══ DATA SHOWN ══
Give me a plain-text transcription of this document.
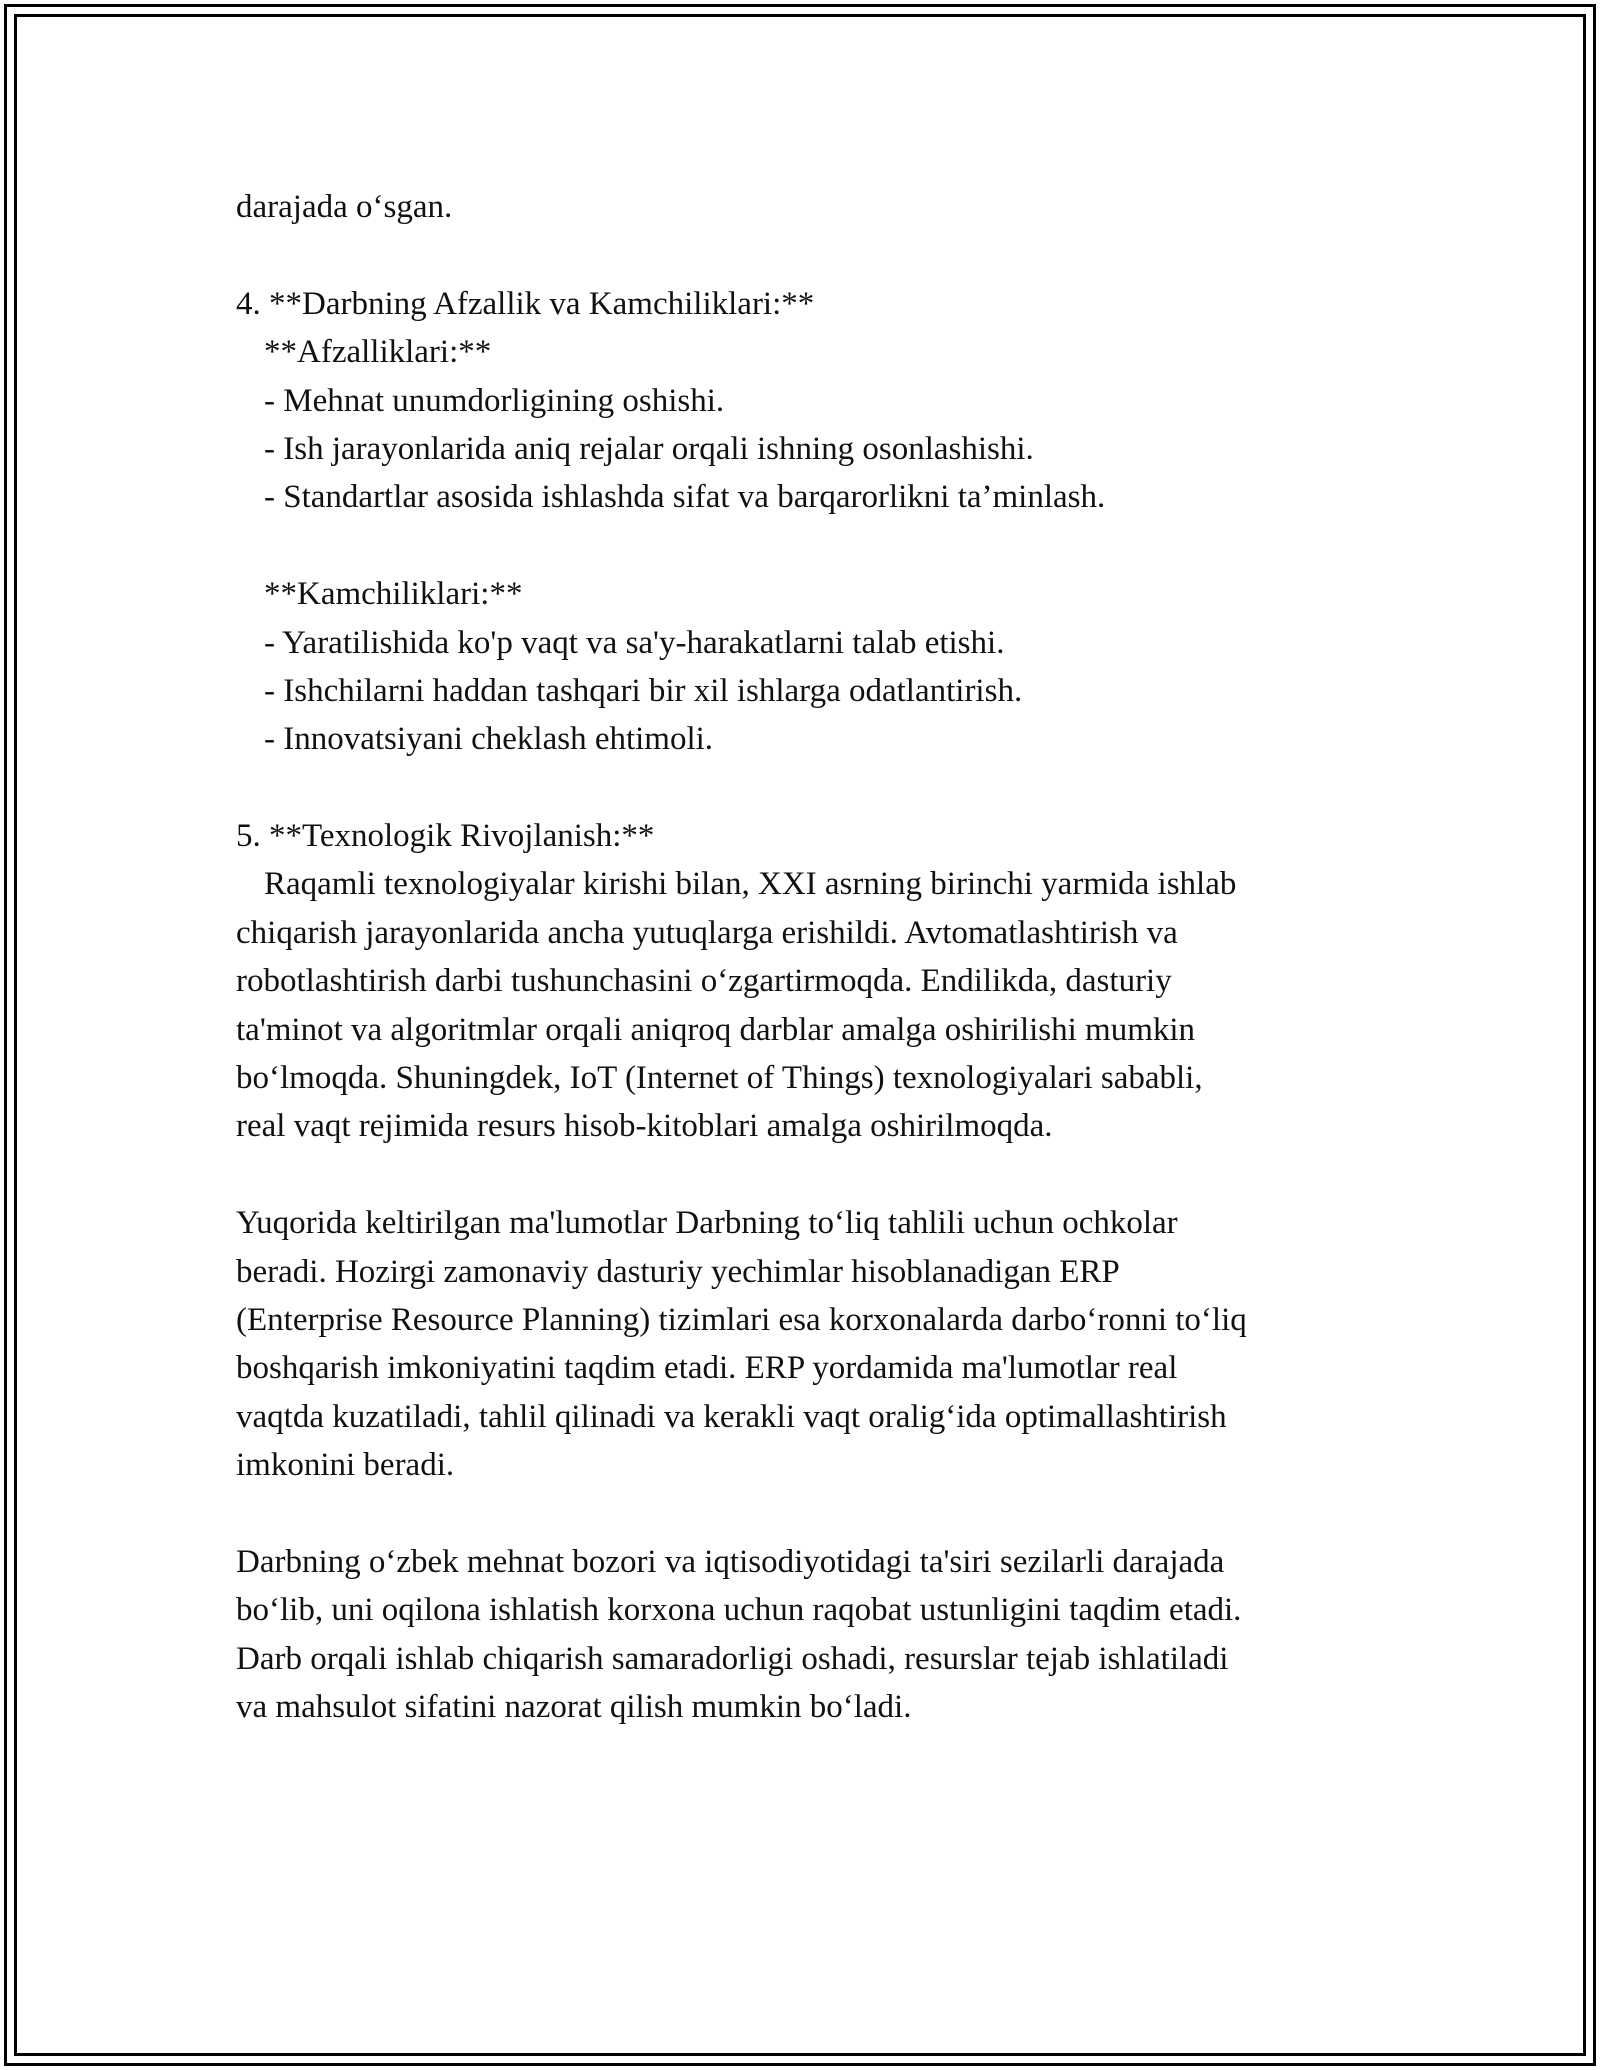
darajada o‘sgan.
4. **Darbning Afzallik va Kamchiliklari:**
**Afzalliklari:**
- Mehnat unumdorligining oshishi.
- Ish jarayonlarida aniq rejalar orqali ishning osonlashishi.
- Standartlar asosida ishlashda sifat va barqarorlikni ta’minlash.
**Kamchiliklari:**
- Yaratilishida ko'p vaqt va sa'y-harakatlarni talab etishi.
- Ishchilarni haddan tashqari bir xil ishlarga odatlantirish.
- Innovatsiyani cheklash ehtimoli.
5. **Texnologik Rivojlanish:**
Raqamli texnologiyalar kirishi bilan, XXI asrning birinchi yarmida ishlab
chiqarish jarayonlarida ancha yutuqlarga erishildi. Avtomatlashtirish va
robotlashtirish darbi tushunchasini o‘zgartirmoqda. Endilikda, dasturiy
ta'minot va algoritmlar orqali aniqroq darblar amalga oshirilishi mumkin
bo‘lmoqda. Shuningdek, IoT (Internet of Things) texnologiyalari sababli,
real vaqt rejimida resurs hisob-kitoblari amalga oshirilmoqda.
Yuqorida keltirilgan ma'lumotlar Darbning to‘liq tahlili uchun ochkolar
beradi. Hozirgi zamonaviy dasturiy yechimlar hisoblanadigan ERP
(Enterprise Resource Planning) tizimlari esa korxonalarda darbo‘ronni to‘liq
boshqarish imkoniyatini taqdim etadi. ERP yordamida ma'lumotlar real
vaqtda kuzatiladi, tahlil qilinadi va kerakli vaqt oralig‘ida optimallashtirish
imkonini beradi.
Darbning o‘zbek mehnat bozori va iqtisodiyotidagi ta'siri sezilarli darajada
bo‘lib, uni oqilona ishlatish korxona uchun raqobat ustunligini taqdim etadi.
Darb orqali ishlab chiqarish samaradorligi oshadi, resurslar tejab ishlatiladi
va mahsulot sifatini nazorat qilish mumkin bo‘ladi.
═══
══ DATA SHOWN ══
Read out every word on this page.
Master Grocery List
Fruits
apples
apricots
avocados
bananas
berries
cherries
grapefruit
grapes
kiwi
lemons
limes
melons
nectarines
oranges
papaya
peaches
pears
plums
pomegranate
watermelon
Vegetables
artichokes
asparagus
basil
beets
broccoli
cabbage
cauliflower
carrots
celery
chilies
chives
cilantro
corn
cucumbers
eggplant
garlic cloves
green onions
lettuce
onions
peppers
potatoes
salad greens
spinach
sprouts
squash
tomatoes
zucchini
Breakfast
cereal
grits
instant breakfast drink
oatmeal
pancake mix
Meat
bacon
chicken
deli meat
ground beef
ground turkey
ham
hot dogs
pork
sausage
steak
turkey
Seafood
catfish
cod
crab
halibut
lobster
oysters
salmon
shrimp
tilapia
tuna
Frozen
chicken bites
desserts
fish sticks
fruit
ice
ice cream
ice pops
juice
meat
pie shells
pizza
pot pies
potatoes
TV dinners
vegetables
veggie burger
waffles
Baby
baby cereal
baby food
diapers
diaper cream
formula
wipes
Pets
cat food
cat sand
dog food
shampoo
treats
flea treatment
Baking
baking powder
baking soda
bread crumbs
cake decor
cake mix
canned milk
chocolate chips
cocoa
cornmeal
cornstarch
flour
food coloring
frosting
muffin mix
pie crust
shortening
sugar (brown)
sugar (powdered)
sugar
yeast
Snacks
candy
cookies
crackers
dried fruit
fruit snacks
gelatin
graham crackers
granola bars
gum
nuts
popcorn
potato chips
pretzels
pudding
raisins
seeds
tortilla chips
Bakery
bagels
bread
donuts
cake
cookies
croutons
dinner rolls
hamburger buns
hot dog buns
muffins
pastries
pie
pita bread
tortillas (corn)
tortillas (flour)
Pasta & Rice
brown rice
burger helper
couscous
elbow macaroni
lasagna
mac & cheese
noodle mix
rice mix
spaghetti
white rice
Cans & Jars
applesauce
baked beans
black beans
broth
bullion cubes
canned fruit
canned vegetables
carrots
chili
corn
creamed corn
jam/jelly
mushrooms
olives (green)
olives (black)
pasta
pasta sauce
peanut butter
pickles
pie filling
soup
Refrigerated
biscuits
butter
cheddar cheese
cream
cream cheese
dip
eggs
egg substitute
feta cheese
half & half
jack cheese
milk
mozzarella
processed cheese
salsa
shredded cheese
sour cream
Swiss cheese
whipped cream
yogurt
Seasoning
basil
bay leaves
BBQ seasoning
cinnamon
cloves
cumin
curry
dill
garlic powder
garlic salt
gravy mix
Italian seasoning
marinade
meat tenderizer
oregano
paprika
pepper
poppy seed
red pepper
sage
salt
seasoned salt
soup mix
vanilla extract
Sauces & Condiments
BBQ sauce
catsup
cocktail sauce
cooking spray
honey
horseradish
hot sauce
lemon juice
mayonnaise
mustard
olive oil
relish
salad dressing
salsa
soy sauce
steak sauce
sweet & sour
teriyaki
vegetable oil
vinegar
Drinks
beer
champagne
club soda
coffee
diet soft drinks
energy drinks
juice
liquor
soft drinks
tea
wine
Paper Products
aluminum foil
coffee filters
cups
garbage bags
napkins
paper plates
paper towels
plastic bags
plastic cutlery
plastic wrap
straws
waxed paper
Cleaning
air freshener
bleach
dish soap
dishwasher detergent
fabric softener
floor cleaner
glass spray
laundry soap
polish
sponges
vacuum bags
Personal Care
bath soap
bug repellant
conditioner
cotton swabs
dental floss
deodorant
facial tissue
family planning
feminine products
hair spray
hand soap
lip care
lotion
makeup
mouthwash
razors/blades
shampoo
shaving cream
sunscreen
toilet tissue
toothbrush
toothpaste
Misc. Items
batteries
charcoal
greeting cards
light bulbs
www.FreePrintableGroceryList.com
═══
══ DATA SHOWN ══
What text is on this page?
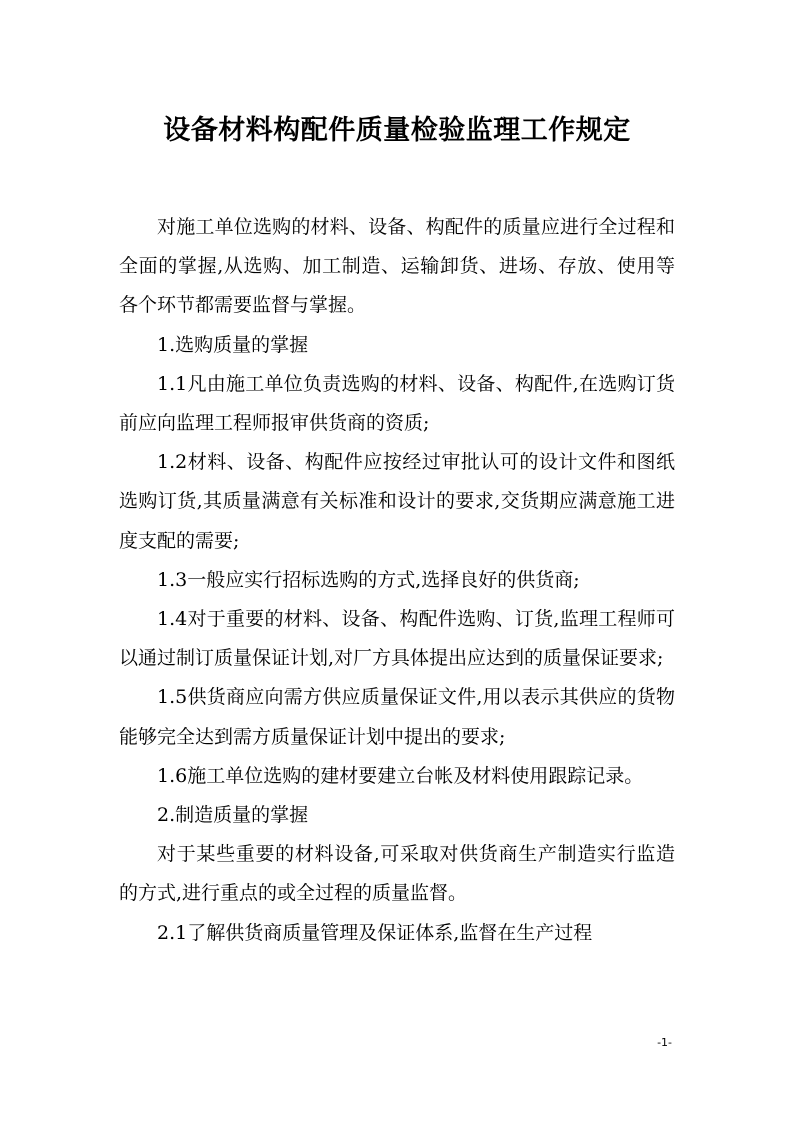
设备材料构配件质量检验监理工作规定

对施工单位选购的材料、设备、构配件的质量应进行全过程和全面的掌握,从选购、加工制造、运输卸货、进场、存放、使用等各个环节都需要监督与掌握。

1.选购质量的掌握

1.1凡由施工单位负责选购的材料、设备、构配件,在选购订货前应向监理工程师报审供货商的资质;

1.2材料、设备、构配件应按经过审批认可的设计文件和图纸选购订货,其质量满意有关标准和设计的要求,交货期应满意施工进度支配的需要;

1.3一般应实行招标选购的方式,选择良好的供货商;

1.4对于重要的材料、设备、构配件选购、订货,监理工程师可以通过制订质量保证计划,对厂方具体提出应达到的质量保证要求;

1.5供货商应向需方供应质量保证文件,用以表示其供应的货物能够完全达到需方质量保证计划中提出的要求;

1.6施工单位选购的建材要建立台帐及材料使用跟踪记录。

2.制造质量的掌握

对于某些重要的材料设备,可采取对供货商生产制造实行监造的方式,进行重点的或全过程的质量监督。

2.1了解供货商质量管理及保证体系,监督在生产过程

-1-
═══
In the entries above, find every line holding the word "chips" and copy it out.

chocolate chips
potato chips
tortilla chips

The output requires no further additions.